Set problem> Reproduce the records below, swapping every instance of "Point" for "Marker" and leaving everything else unchanged. Omit the pictures.

— START OF Data extract —

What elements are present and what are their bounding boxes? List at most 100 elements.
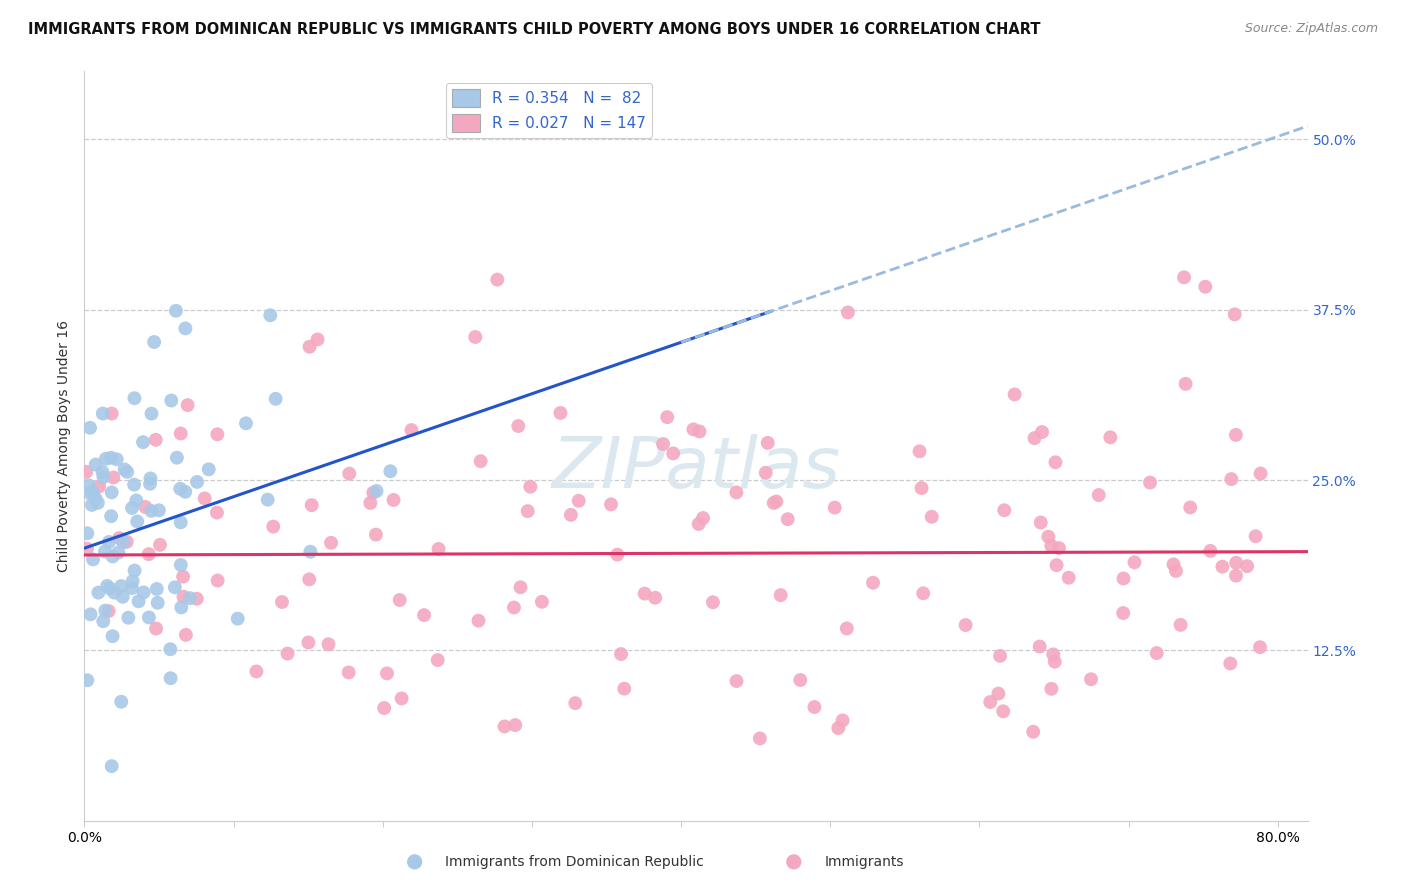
Point — [1220, 472, 1243, 486]
Text: ZIPatlas: ZIPatlas — [551, 434, 841, 503]
Point — [652, 437, 675, 451]
Point — [299, 545, 322, 559]
Point — [97, 604, 120, 618]
Point — [1170, 618, 1192, 632]
Point — [87, 585, 110, 599]
Point — [467, 614, 489, 628]
Point — [145, 622, 167, 636]
Point — [76, 541, 98, 556]
Text: IMMIGRANTS FROM DOMINICAN REPUBLIC VS IMMIGRANTS CHILD POVERTY AMONG BOYS UNDER : IMMIGRANTS FROM DOMINICAN REPUBLIC VS IM… — [28, 22, 1040, 37]
Point — [100, 485, 122, 500]
Point — [835, 622, 858, 636]
Point — [170, 600, 193, 615]
Point — [207, 427, 229, 442]
Point — [1223, 307, 1246, 321]
Point — [132, 585, 155, 599]
Point — [427, 541, 450, 556]
Point — [256, 492, 278, 507]
Point — [803, 700, 825, 714]
Point — [121, 500, 143, 515]
Point — [1028, 640, 1050, 654]
Point — [530, 595, 553, 609]
Point — [277, 647, 299, 661]
Point — [762, 496, 785, 510]
Point — [633, 586, 655, 600]
Point — [145, 582, 167, 596]
Point — [509, 580, 531, 594]
Point — [1194, 279, 1216, 293]
Point — [91, 614, 114, 628]
Point — [76, 673, 98, 688]
Point — [165, 303, 187, 318]
Point — [364, 527, 387, 541]
Point — [426, 653, 449, 667]
Point — [1038, 530, 1060, 544]
Point — [124, 564, 146, 578]
Point — [128, 594, 150, 608]
Point — [1123, 555, 1146, 569]
Point — [100, 450, 122, 465]
Point — [1146, 646, 1168, 660]
Point — [516, 504, 538, 518]
Point — [79, 421, 101, 435]
Point — [319, 536, 342, 550]
Point — [503, 718, 526, 732]
Point — [75, 465, 97, 479]
Point — [413, 608, 436, 623]
Point — [702, 595, 724, 609]
Point — [606, 548, 628, 562]
Point — [186, 475, 208, 489]
Point — [124, 391, 146, 405]
Point — [1047, 541, 1070, 555]
Point — [391, 691, 413, 706]
Point — [141, 407, 163, 421]
Point — [1004, 387, 1026, 401]
Point — [100, 509, 122, 524]
Point — [1112, 572, 1135, 586]
Point — [138, 547, 160, 561]
Point — [568, 493, 591, 508]
Text: Source: ZipAtlas.com: Source: ZipAtlas.com — [1244, 22, 1378, 36]
Point — [682, 422, 704, 436]
Point — [1099, 430, 1122, 444]
Point — [94, 451, 117, 466]
Point — [503, 600, 526, 615]
Point — [112, 535, 135, 549]
Point — [776, 512, 799, 526]
Point — [197, 462, 219, 476]
Point — [110, 579, 132, 593]
Point — [1029, 516, 1052, 530]
Point — [76, 526, 98, 541]
Point — [163, 580, 186, 594]
Point — [125, 493, 148, 508]
Point — [93, 470, 115, 484]
Point — [921, 509, 943, 524]
Point — [100, 407, 122, 421]
Point — [101, 629, 124, 643]
Point — [91, 407, 114, 421]
Point — [993, 503, 1015, 517]
Point — [174, 321, 197, 335]
Point — [101, 549, 124, 564]
Point — [361, 485, 384, 500]
Point — [91, 465, 114, 479]
Point — [662, 446, 685, 460]
Point — [79, 486, 101, 500]
Point — [519, 480, 541, 494]
Point — [748, 731, 770, 746]
Point — [1249, 640, 1271, 655]
Point — [470, 454, 492, 468]
Point — [115, 534, 138, 549]
Point — [827, 721, 849, 735]
Point — [121, 581, 143, 595]
Point — [755, 466, 778, 480]
Point — [245, 665, 267, 679]
Point — [765, 494, 787, 508]
Point — [105, 452, 128, 467]
Point — [110, 695, 132, 709]
Point — [1042, 648, 1064, 662]
Point — [207, 574, 229, 588]
Point — [103, 585, 125, 599]
Point — [1112, 606, 1135, 620]
Point — [1164, 564, 1187, 578]
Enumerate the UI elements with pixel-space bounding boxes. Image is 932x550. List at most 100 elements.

— END OF Data extract —

Result for this exercise>
What elements are present and what are their bounding boxes? List at most 100 elements.
Marker — [1220, 472, 1243, 486]
Text: ZIPatlas: ZIPatlas — [551, 434, 841, 503]
Marker — [652, 437, 675, 451]
Marker — [299, 545, 322, 559]
Marker — [97, 604, 120, 618]
Marker — [1170, 618, 1192, 632]
Marker — [87, 585, 110, 599]
Marker — [467, 614, 489, 628]
Marker — [145, 622, 167, 636]
Marker — [76, 541, 98, 556]
Text: IMMIGRANTS FROM DOMINICAN REPUBLIC VS IMMIGRANTS CHILD POVERTY AMONG BOYS UNDER : IMMIGRANTS FROM DOMINICAN REPUBLIC VS IM… — [28, 22, 1040, 37]
Marker — [100, 485, 122, 500]
Marker — [835, 622, 858, 636]
Marker — [170, 600, 193, 615]
Marker — [207, 427, 229, 442]
Marker — [1223, 307, 1246, 321]
Marker — [132, 585, 155, 599]
Marker — [427, 541, 450, 556]
Marker — [256, 492, 278, 507]
Marker — [803, 700, 825, 714]
Marker — [121, 500, 143, 515]
Marker — [1028, 640, 1050, 654]
Marker — [530, 595, 553, 609]
Marker — [277, 647, 299, 661]
Marker — [762, 496, 785, 510]
Marker — [633, 586, 655, 600]
Marker — [145, 582, 167, 596]
Marker — [509, 580, 531, 594]
Marker — [1194, 279, 1216, 293]
Marker — [91, 614, 114, 628]
Marker — [76, 673, 98, 688]
Marker — [165, 303, 187, 318]
Marker — [364, 527, 387, 541]
Marker — [426, 653, 449, 667]
Marker — [1038, 530, 1060, 544]
Marker — [124, 564, 146, 578]
Marker — [128, 594, 150, 608]
Marker — [1123, 555, 1146, 569]
Marker — [100, 450, 122, 465]
Marker — [1146, 646, 1168, 660]
Marker — [516, 504, 538, 518]
Marker — [79, 421, 101, 435]
Marker — [319, 536, 342, 550]
Marker — [503, 718, 526, 732]
Marker — [75, 465, 97, 479]
Marker — [413, 608, 436, 623]
Marker — [702, 595, 724, 609]
Marker — [606, 548, 628, 562]
Marker — [186, 475, 208, 489]
Marker — [124, 391, 146, 405]
Marker — [1047, 541, 1070, 555]
Marker — [391, 691, 413, 706]
Marker — [141, 407, 163, 421]
Marker — [1004, 387, 1026, 401]
Marker — [100, 509, 122, 524]
Marker — [1112, 572, 1135, 586]
Marker — [138, 547, 160, 561]
Marker — [568, 493, 591, 508]
Text: Source: ZipAtlas.com: Source: ZipAtlas.com — [1244, 22, 1378, 36]
Marker — [682, 422, 704, 436]
Marker — [1099, 430, 1122, 444]
Marker — [94, 451, 117, 466]
Marker — [503, 600, 526, 615]
Marker — [112, 535, 135, 549]
Marker — [776, 512, 799, 526]
Marker — [197, 462, 219, 476]
Marker — [110, 579, 132, 593]
Marker — [1029, 516, 1052, 530]
Marker — [76, 526, 98, 541]
Marker — [163, 580, 186, 594]
Marker — [125, 493, 148, 508]
Marker — [93, 470, 115, 484]
Marker — [921, 509, 943, 524]
Marker — [100, 407, 122, 421]
Marker — [101, 629, 124, 643]
Marker — [91, 407, 114, 421]
Marker — [993, 503, 1015, 517]
Marker — [174, 321, 197, 335]
Marker — [101, 549, 124, 564]
Marker — [361, 485, 384, 500]
Marker — [91, 465, 114, 479]
Marker — [662, 446, 685, 460]
Marker — [79, 486, 101, 500]
Marker — [519, 480, 541, 494]
Marker — [748, 731, 770, 746]
Marker — [1249, 640, 1271, 655]
Marker — [470, 454, 492, 468]
Marker — [115, 534, 138, 549]
Marker — [827, 721, 849, 735]
Marker — [121, 581, 143, 595]
Marker — [755, 466, 778, 480]
Marker — [245, 665, 267, 679]
Marker — [765, 494, 787, 508]
Marker — [105, 452, 128, 467]
Marker — [110, 695, 132, 709]
Marker — [1042, 648, 1064, 662]
Marker — [207, 574, 229, 588]
Marker — [103, 585, 125, 599]
Marker — [1112, 606, 1135, 620]
Marker — [1164, 564, 1187, 578]
Enumerate the UI elements with pixel-space bounding boxes. Image is 932x550. List at most 100 elements.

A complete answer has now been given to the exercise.